What is needed
Reproduce every line of the listing below without any changes, and leave out the pictures.

Provided data
====================

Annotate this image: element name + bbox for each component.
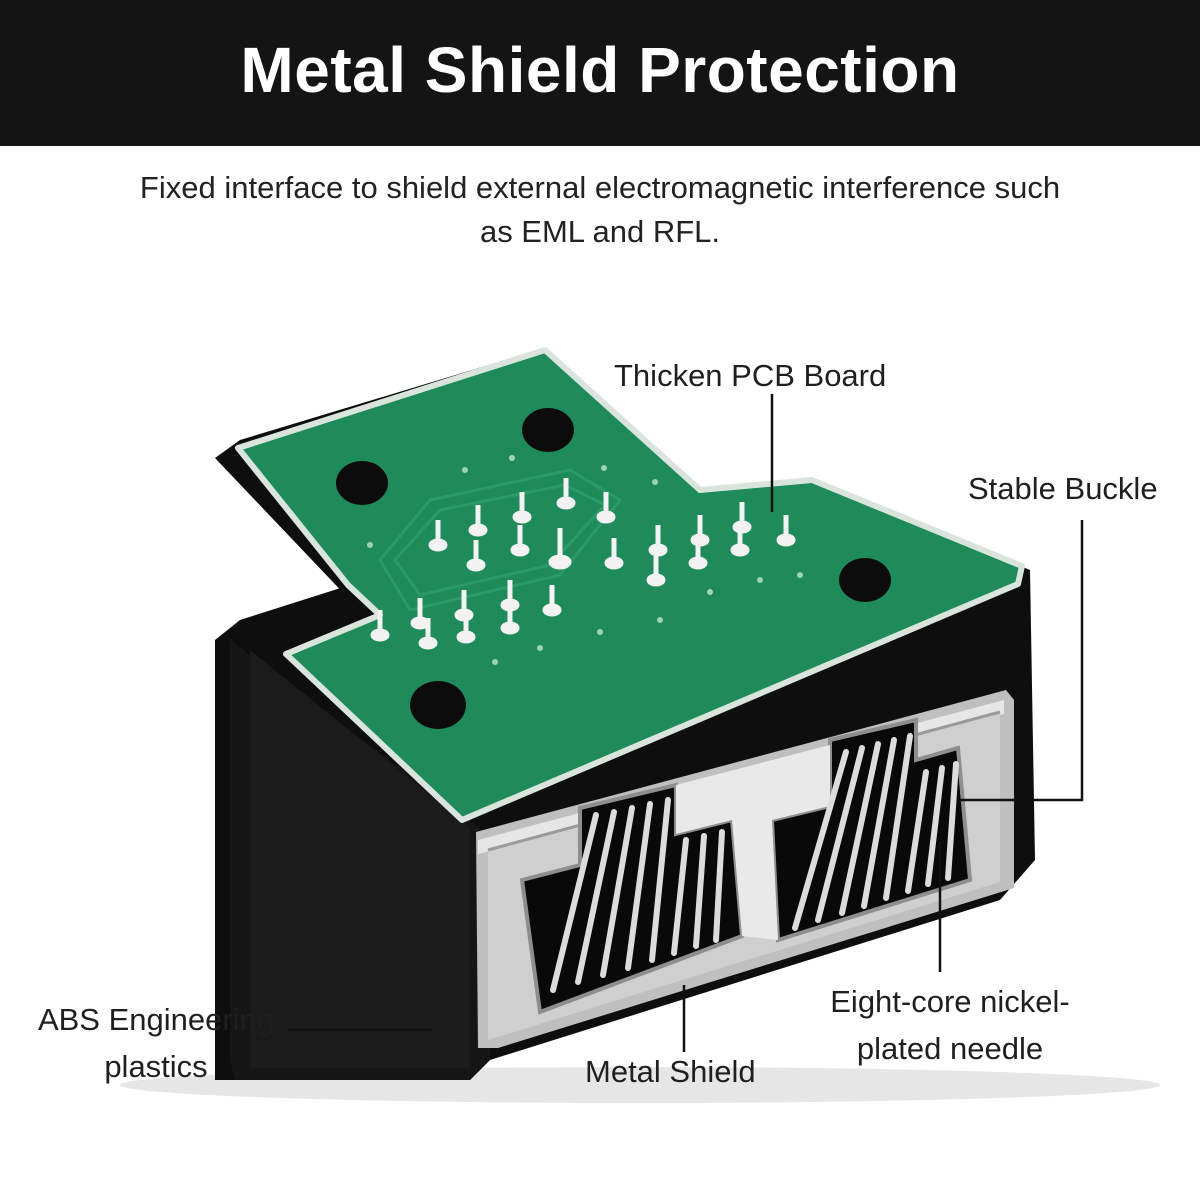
callout-lines: [288, 394, 1084, 1052]
callout-stable-buckle: Stable Buckle: [968, 471, 1158, 506]
page-title: Metal Shield Protection: [240, 34, 960, 106]
callout-metal-shield: Metal Shield: [585, 1054, 756, 1089]
description-text: Fixed interface to shield external elect…: [80, 166, 1120, 254]
buckle-leader-line: [960, 520, 1084, 802]
callout-abs-line-2: plastics: [104, 1049, 208, 1084]
callout-abs-plastics: ABS Engineering plastics: [18, 998, 294, 1089]
metal-shield-housing: [476, 690, 1014, 1048]
callout-abs-line-1: ABS Engineering: [37, 1002, 275, 1037]
solder-pins: [370, 478, 796, 650]
pcb-vias: [367, 455, 803, 665]
description-line-2: as EML and RFL.: [479, 214, 721, 249]
callout-pcb-board: Thicken PCB Board: [614, 358, 887, 393]
description-line-1: Fixed interface to shield external elect…: [139, 170, 1061, 205]
callout-needle-line-2: plated needle: [856, 1031, 1044, 1066]
callout-nickel-needle: Eight-core nickel- plated needle: [800, 980, 1100, 1071]
title-banner: [0, 0, 1200, 146]
callout-needle-line-1: Eight-core nickel-: [830, 984, 1070, 1019]
contact-needles: [550, 733, 959, 993]
mounting-posts: [336, 408, 891, 729]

====================

Answer for the task
Annotate this image: element name + bbox for each component.
callout-lines: [288, 394, 1084, 1052]
callout-stable-buckle: Stable Buckle: [968, 471, 1158, 506]
page-title: Metal Shield Protection: [240, 34, 960, 106]
callout-metal-shield: Metal Shield: [585, 1054, 756, 1089]
description-text: Fixed interface to shield external elect…: [80, 166, 1120, 254]
buckle-leader-line: [960, 520, 1084, 802]
callout-abs-line-2: plastics: [104, 1049, 208, 1084]
callout-abs-plastics: ABS Engineering plastics: [18, 998, 294, 1089]
metal-shield-housing: [476, 690, 1014, 1048]
callout-abs-line-1: ABS Engineering: [37, 1002, 275, 1037]
solder-pins: [370, 478, 796, 650]
pcb-vias: [367, 455, 803, 665]
description-line-2: as EML and RFL.: [479, 214, 721, 249]
callout-pcb-board: Thicken PCB Board: [614, 358, 887, 393]
description-line-1: Fixed interface to shield external elect…: [139, 170, 1061, 205]
callout-needle-line-2: plated needle: [856, 1031, 1044, 1066]
callout-nickel-needle: Eight-core nickel- plated needle: [800, 980, 1100, 1071]
title-banner: [0, 0, 1200, 146]
callout-needle-line-1: Eight-core nickel-: [830, 984, 1070, 1019]
contact-needles: [550, 733, 959, 993]
mounting-posts: [336, 408, 891, 729]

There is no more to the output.